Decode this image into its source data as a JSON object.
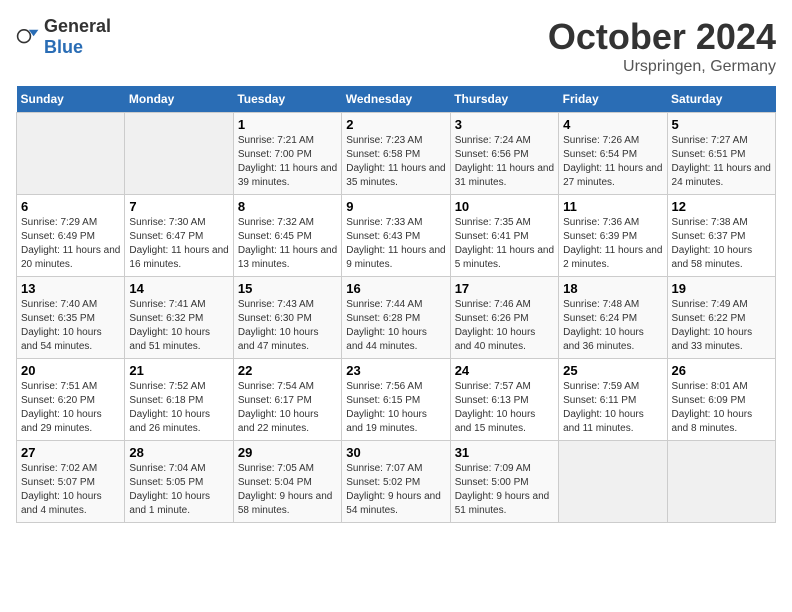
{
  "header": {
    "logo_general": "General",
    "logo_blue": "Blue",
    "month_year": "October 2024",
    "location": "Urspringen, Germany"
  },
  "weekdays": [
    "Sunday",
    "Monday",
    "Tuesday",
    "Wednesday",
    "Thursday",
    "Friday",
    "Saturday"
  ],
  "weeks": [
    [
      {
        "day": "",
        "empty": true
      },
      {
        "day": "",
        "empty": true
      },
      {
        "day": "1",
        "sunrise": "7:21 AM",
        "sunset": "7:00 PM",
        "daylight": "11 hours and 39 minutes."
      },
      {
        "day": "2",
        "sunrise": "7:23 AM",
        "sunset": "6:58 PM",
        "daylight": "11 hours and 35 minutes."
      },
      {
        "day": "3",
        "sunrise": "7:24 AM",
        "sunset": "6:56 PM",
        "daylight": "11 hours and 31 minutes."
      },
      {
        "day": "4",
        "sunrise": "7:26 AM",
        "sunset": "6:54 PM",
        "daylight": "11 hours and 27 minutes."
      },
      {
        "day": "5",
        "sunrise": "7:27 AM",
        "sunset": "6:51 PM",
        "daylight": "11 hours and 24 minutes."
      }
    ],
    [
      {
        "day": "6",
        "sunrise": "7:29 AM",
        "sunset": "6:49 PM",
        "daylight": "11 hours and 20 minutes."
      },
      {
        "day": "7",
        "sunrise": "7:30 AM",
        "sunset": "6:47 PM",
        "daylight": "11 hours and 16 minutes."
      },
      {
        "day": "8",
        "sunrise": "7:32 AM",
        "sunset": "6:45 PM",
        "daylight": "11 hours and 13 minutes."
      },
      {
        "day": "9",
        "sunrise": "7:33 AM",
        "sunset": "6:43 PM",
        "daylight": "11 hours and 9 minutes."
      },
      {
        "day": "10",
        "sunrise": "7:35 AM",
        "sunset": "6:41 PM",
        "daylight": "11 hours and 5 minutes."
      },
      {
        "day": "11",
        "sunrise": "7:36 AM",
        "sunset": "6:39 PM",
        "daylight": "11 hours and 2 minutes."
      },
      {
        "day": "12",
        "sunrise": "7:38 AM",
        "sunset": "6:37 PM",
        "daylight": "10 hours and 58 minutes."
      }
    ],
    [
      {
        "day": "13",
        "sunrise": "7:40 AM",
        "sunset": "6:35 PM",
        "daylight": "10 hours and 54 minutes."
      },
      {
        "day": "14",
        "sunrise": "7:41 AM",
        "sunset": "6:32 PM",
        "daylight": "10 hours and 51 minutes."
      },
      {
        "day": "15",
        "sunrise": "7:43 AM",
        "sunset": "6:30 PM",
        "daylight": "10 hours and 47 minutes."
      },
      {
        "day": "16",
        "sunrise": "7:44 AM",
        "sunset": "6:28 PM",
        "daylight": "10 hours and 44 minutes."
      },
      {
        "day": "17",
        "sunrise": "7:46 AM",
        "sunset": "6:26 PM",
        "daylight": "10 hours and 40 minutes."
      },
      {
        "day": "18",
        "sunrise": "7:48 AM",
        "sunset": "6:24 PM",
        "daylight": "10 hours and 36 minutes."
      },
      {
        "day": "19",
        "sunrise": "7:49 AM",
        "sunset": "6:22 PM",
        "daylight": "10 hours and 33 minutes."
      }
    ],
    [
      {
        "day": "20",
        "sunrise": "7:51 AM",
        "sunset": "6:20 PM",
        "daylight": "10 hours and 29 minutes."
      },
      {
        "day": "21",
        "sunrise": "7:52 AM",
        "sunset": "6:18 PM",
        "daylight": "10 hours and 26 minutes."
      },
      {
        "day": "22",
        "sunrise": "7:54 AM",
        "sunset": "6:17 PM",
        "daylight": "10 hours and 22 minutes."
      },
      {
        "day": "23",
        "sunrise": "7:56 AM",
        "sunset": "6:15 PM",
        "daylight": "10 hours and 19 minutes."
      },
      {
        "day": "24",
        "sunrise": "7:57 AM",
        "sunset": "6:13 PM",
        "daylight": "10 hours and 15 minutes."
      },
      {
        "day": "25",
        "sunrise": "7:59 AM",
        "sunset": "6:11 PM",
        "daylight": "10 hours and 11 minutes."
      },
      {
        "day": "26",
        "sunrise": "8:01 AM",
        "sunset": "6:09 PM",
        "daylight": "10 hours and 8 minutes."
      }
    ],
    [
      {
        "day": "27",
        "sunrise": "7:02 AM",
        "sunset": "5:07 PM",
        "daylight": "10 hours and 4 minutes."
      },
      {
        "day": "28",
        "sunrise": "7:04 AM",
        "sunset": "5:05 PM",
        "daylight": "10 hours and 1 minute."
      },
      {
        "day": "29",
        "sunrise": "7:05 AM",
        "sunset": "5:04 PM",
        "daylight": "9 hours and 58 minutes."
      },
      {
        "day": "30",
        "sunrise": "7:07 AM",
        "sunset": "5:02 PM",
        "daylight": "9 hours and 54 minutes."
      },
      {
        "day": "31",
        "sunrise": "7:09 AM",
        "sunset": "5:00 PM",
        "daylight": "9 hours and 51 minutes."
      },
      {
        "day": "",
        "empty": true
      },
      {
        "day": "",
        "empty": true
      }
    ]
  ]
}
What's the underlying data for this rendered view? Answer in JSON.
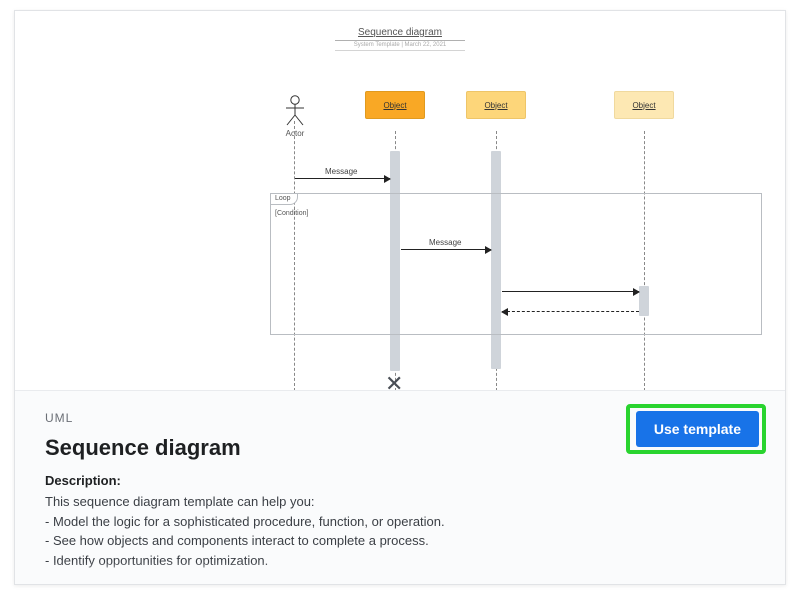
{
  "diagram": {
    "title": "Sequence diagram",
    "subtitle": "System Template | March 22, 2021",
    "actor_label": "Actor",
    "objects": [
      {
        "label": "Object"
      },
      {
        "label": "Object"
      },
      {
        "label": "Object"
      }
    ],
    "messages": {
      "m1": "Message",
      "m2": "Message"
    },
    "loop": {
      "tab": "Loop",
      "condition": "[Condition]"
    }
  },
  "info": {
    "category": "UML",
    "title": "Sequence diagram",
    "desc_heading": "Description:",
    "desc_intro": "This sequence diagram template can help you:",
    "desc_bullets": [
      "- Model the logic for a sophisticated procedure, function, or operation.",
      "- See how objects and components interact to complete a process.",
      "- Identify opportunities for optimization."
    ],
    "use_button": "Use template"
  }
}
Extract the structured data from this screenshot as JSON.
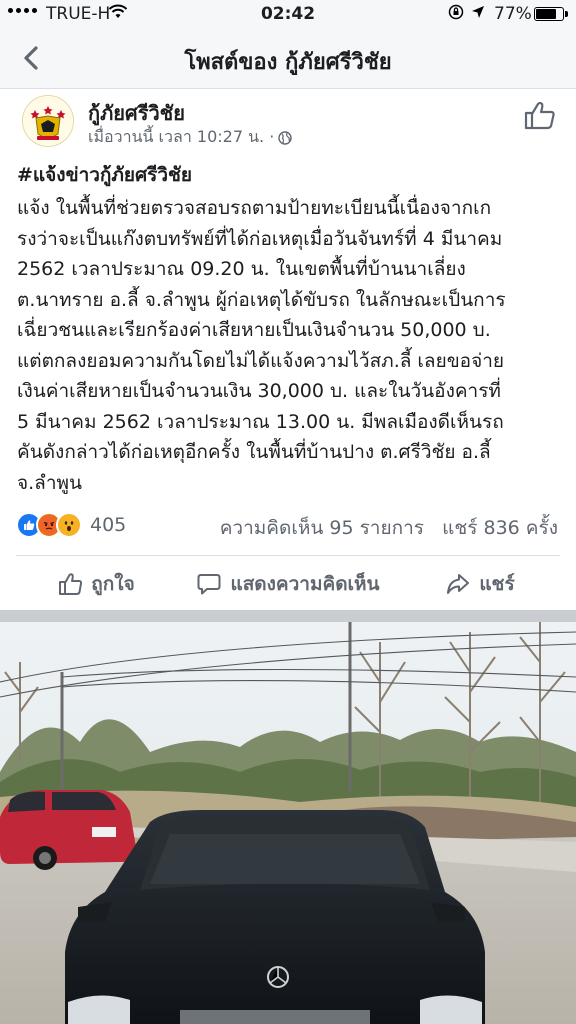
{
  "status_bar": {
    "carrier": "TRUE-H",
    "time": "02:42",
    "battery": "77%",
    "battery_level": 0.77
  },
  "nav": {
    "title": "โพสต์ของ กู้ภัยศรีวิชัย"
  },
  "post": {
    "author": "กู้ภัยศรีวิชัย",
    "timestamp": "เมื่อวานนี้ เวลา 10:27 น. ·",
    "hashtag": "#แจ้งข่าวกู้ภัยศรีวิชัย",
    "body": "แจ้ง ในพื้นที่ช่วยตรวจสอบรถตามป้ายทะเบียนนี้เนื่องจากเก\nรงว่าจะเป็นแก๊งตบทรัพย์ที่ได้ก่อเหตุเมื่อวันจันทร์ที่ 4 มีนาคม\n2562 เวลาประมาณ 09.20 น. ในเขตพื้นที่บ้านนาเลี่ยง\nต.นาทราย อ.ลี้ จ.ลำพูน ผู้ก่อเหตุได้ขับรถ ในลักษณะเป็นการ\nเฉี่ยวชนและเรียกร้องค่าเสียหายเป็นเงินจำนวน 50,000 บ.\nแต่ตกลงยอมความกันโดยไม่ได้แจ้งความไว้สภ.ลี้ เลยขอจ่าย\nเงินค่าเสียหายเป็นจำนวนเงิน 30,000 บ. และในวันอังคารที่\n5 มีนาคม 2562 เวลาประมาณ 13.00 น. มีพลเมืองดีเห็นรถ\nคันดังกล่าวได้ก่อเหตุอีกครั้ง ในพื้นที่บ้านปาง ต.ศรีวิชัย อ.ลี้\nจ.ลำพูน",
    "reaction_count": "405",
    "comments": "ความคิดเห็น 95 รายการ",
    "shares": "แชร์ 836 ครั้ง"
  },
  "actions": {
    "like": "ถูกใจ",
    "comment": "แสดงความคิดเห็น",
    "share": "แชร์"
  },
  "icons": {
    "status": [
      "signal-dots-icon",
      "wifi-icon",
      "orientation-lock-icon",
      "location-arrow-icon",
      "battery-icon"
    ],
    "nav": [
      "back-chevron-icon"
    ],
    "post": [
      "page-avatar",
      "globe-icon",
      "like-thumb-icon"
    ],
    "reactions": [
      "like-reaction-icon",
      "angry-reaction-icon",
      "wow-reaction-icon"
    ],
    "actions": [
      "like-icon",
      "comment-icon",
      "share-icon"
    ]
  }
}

■ **Goal**
Read the entries above, then pull out the lines that include "location".

■ **Written reply**
    "location": "Urspringen, Germany"
      "location-arrow-icon",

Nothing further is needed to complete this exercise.